- _EXERCISE GOAL_
Return each line of the listing below, unchanged, and omit the images.

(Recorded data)
-- Start --

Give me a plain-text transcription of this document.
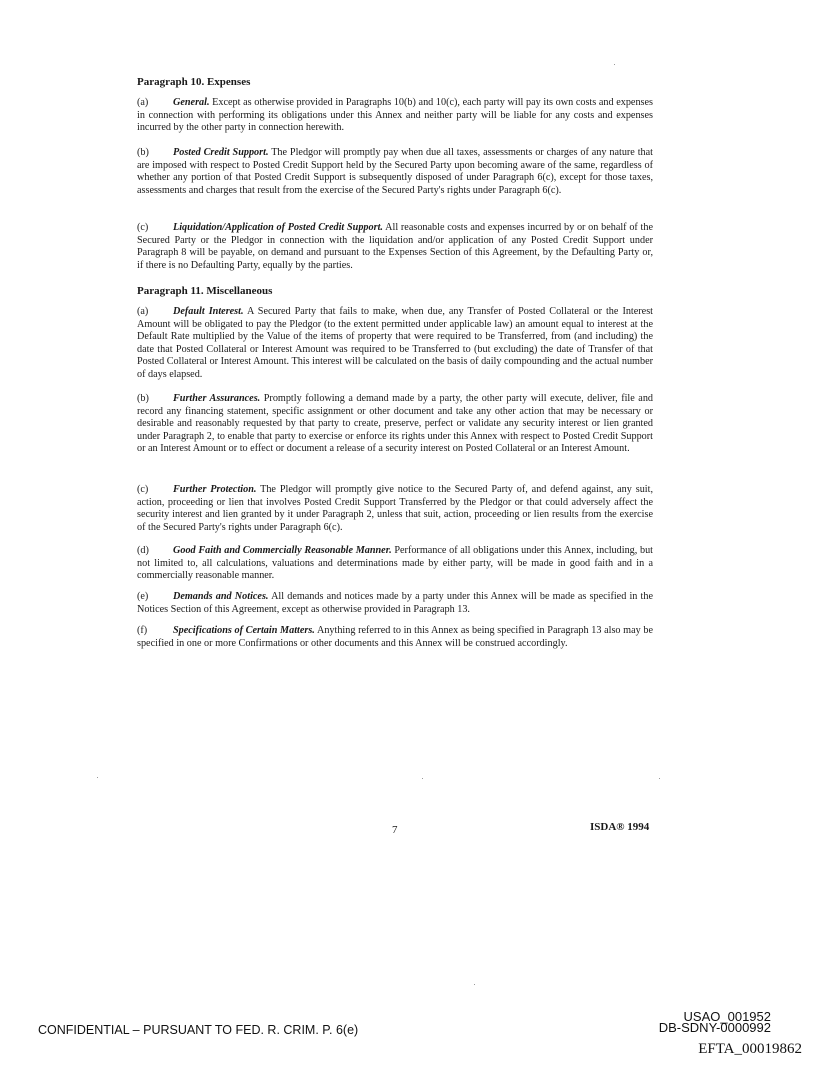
Paragraph 10. Expenses
(a) General. Except as otherwise provided in Paragraphs 10(b) and 10(c), each party will pay its own costs and expenses in connection with performing its obligations under this Annex and neither party will be liable for any costs and expenses incurred by the other party in connection herewith.
(b) Posted Credit Support. The Pledgor will promptly pay when due all taxes, assessments or charges of any nature that are imposed with respect to Posted Credit Support held by the Secured Party upon becoming aware of the same, regardless of whether any portion of that Posted Credit Support is subsequently disposed of under Paragraph 6(c), except for those taxes, assessments and charges that result from the exercise of the Secured Party's rights under Paragraph 6(c).
(c) Liquidation/Application of Posted Credit Support. All reasonable costs and expenses incurred by or on behalf of the Secured Party or the Pledgor in connection with the liquidation and/or application of any Posted Credit Support under Paragraph 8 will be payable, on demand and pursuant to the Expenses Section of this Agreement, by the Defaulting Party or, if there is no Defaulting Party, equally by the parties.
Paragraph 11. Miscellaneous
(a) Default Interest. A Secured Party that fails to make, when due, any Transfer of Posted Collateral or the Interest Amount will be obligated to pay the Pledgor (to the extent permitted under applicable law) an amount equal to interest at the Default Rate multiplied by the Value of the items of property that were required to be Transferred, from (and including) the date that Posted Collateral or Interest Amount was required to be Transferred to (but excluding) the date of Transfer of that Posted Collateral or Interest Amount. This interest will be calculated on the basis of daily compounding and the actual number of days elapsed.
(b) Further Assurances. Promptly following a demand made by a party, the other party will execute, deliver, file and record any financing statement, specific assignment or other document and take any other action that may be necessary or desirable and reasonably requested by that party to create, preserve, perfect or validate any security interest or lien granted under Paragraph 2, to enable that party to exercise or enforce its rights under this Annex with respect to Posted Credit Support or an Interest Amount or to effect or document a release of a security interest on Posted Collateral or an Interest Amount.
(c) Further Protection. The Pledgor will promptly give notice to the Secured Party of, and defend against, any suit, action, proceeding or lien that involves Posted Credit Support Transferred by the Pledgor or that could adversely affect the security interest and lien granted by it under Paragraph 2, unless that suit, action, proceeding or lien results from the exercise of the Secured Party's rights under Paragraph 6(c).
(d) Good Faith and Commercially Reasonable Manner. Performance of all obligations under this Annex, including, but not limited to, all calculations, valuations and determinations made by either party, will be made in good faith and in a commercially reasonable manner.
(e) Demands and Notices. All demands and notices made by a party under this Annex will be made as specified in the Notices Section of this Agreement, except as otherwise provided in Paragraph 13.
(f)	Specifications of Certain Matters. Anything referred to in this Annex as being specified in Paragraph 13 also may be specified in one or more Confirmations or other documents and this Annex will be construed accordingly.
7	ISDA® 1994
CONFIDENTIAL – PURSUANT TO FED. R. CRIM. P. 6(e)
USAO_001952
DB-SDNY-0000992
EFTA_00019862
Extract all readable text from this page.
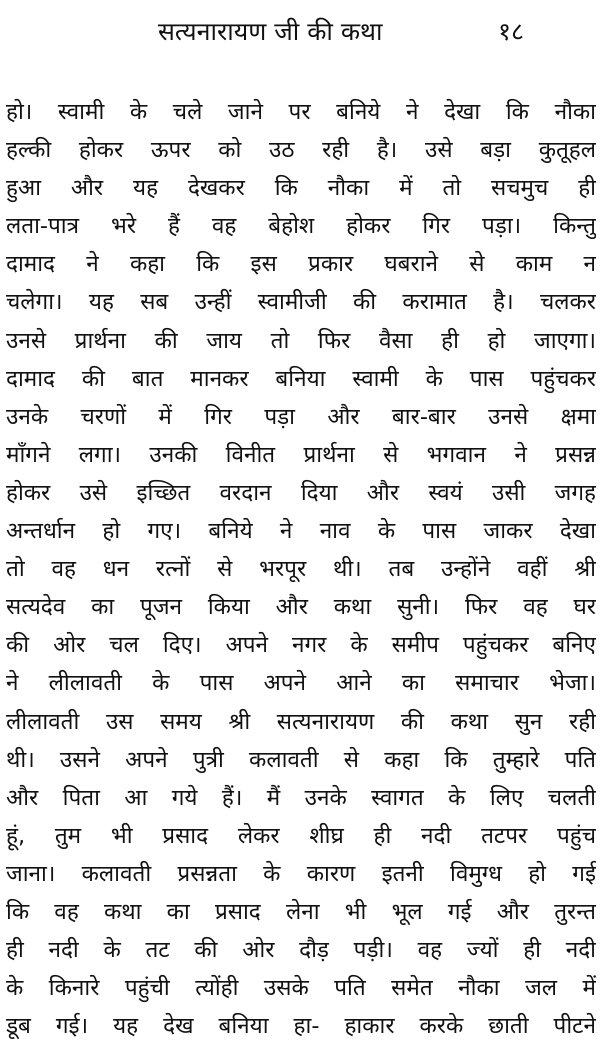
सत्यनारायण जी की कथा	१८
हो। स्वामी के चले जाने पर बनिये ने देखा कि नौका
हल्की होकर ऊपर को उठ रही है। उसे बड़ा कुतूहल
हुआ और यह देखकर कि नौका में तो सचमुच ही
लता-पात्र भरे हैं वह बेहोश होकर गिर पड़ा। किन्तु
दामाद ने कहा कि इस प्रकार घबराने से काम न
चलेगा। यह सब उन्हीं स्वामीजी की करामात है। चलकर
उनसे प्रार्थना की जाय तो फिर वैसा ही हो जाएगा।
दामाद की बात मानकर बनिया स्वामी के पास पहुंचकर
उनके चरणों में गिर पड़ा और बार-बार उनसे क्षमा
माँगने लगा। उनकी विनीत प्रार्थना से भगवान ने प्रसन्न
होकर उसे इच्छित वरदान दिया और स्वयं उसी जगह
अन्तर्धान हो गए। बनिये ने नाव के पास जाकर देखा
तो वह धन रत्नों से भरपूर थी। तब उन्होंने वहीं श्री
सत्यदेव का पूजन किया और कथा सुनी। फिर वह घर
की ओर चल दिए। अपने नगर के समीप पहुंचकर बनिए
ने लीलावती के पास अपने आने का समाचार भेजा।
लीलावती उस समय श्री सत्यनारायण की कथा सुन रही
थी। उसने अपने पुत्री कलावती से कहा कि तुम्हारे पति
और पिता आ गये हैं। मैं उनके स्वागत के लिए चलती
हूं, तुम भी प्रसाद लेकर शीघ्र ही नदी तटपर पहुंच
जाना। कलावती प्रसन्नता के कारण इतनी विमुग्ध हो गई
कि वह कथा का प्रसाद लेना भी भूल गई और तुरन्त
ही नदी के तट की ओर दौड़ पड़ी। वह ज्यों ही नदी
के किनारे पहुंची त्योंही उसके पति समेत नौका जल में
डूब गई। यह देख बनिया हा- हाकार करके छाती पीटने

-- End --

- _FINISHED EXERCISE_
Give me a plain-text transcription of this document.
Paragraph 10. Expenses
(a) General. Except as otherwise provided in Paragraphs 10(b) and 10(c), each party will pay its own costs and expenses in connection with performing its obligations under this Annex and neither party will be liable for any costs and expenses incurred by the other party in connection herewith.
(b) Posted Credit Support. The Pledgor will promptly pay when due all taxes, assessments or charges of any nature that are imposed with respect to Posted Credit Support held by the Secured Party upon becoming aware of the same, regardless of whether any portion of that Posted Credit Support is subsequently disposed of under Paragraph 6(c), except for those taxes, assessments and charges that result from the exercise of the Secured Party's rights under Paragraph 6(c).
(c) Liquidation/Application of Posted Credit Support. All reasonable costs and expenses incurred by or on behalf of the Secured Party or the Pledgor in connection with the liquidation and/or application of any Posted Credit Support under Paragraph 8 will be payable, on demand and pursuant to the Expenses Section of this Agreement, by the Defaulting Party or, if there is no Defaulting Party, equally by the parties.
Paragraph 11. Miscellaneous
(a) Default Interest. A Secured Party that fails to make, when due, any Transfer of Posted Collateral or the Interest Amount will be obligated to pay the Pledgor (to the extent permitted under applicable law) an amount equal to interest at the Default Rate multiplied by the Value of the items of property that were required to be Transferred, from (and including) the date that Posted Collateral or Interest Amount was required to be Transferred to (but excluding) the date of Transfer of that Posted Collateral or Interest Amount. This interest will be calculated on the basis of daily compounding and the actual number of days elapsed.
(b) Further Assurances. Promptly following a demand made by a party, the other party will execute, deliver, file and record any financing statement, specific assignment or other document and take any other action that may be necessary or desirable and reasonably requested by that party to create, preserve, perfect or validate any security interest or lien granted under Paragraph 2, to enable that party to exercise or enforce its rights under this Annex with respect to Posted Credit Support or an Interest Amount or to effect or document a release of a security interest on Posted Collateral or an Interest Amount.
(c) Further Protection. The Pledgor will promptly give notice to the Secured Party of, and defend against, any suit, action, proceeding or lien that involves Posted Credit Support Transferred by the Pledgor or that could adversely affect the security interest and lien granted by it under Paragraph 2, unless that suit, action, proceeding or lien results from the exercise of the Secured Party's rights under Paragraph 6(c).
(d) Good Faith and Commercially Reasonable Manner. Performance of all obligations under this Annex, including, but not limited to, all calculations, valuations and determinations made by either party, will be made in good faith and in a commercially reasonable manner.
(e) Demands and Notices. All demands and notices made by a party under this Annex will be made as specified in the Notices Section of this Agreement, except as otherwise provided in Paragraph 13.
(f)	Specifications of Certain Matters. Anything referred to in this Annex as being specified in Paragraph 13 also may be specified in one or more Confirmations or other documents and this Annex will be construed accordingly.
7	ISDA® 1994
CONFIDENTIAL – PURSUANT TO FED. R. CRIM. P. 6(e)
USAO_001952
DB-SDNY-0000992
EFTA_00019862
Extract all readable text from this page.
सत्यनारायण जी की कथा	१८
हो। स्वामी के चले जाने पर बनिये ने देखा कि नौका
हल्की होकर ऊपर को उठ रही है। उसे बड़ा कुतूहल
हुआ और यह देखकर कि नौका में तो सचमुच ही
लता-पात्र भरे हैं वह बेहोश होकर गिर पड़ा। किन्तु
दामाद ने कहा कि इस प्रकार घबराने से काम न
चलेगा। यह सब उन्हीं स्वामीजी की करामात है। चलकर
उनसे प्रार्थना की जाय तो फिर वैसा ही हो जाएगा।
दामाद की बात मानकर बनिया स्वामी के पास पहुंचकर
उनके चरणों में गिर पड़ा और बार-बार उनसे क्षमा
माँगने लगा। उनकी विनीत प्रार्थना से भगवान ने प्रसन्न
होकर उसे इच्छित वरदान दिया और स्वयं उसी जगह
अन्तर्धान हो गए। बनिये ने नाव के पास जाकर देखा
तो वह धन रत्नों से भरपूर थी। तब उन्होंने वहीं श्री
सत्यदेव का पूजन किया और कथा सुनी। फिर वह घर
की ओर चल दिए। अपने नगर के समीप पहुंचकर बनिए
ने लीलावती के पास अपने आने का समाचार भेजा।
लीलावती उस समय श्री सत्यनारायण की कथा सुन रही
थी। उसने अपने पुत्री कलावती से कहा कि तुम्हारे पति
और पिता आ गये हैं। मैं उनके स्वागत के लिए चलती
हूं, तुम भी प्रसाद लेकर शीघ्र ही नदी तटपर पहुंच
जाना। कलावती प्रसन्नता के कारण इतनी विमुग्ध हो गई
कि वह कथा का प्रसाद लेना भी भूल गई और तुरन्त
ही नदी के तट की ओर दौड़ पड़ी। वह ज्यों ही नदी
के किनारे पहुंची त्योंही उसके पति समेत नौका जल में
डूब गई। यह देख बनिया हा- हाकार करके छाती पीटने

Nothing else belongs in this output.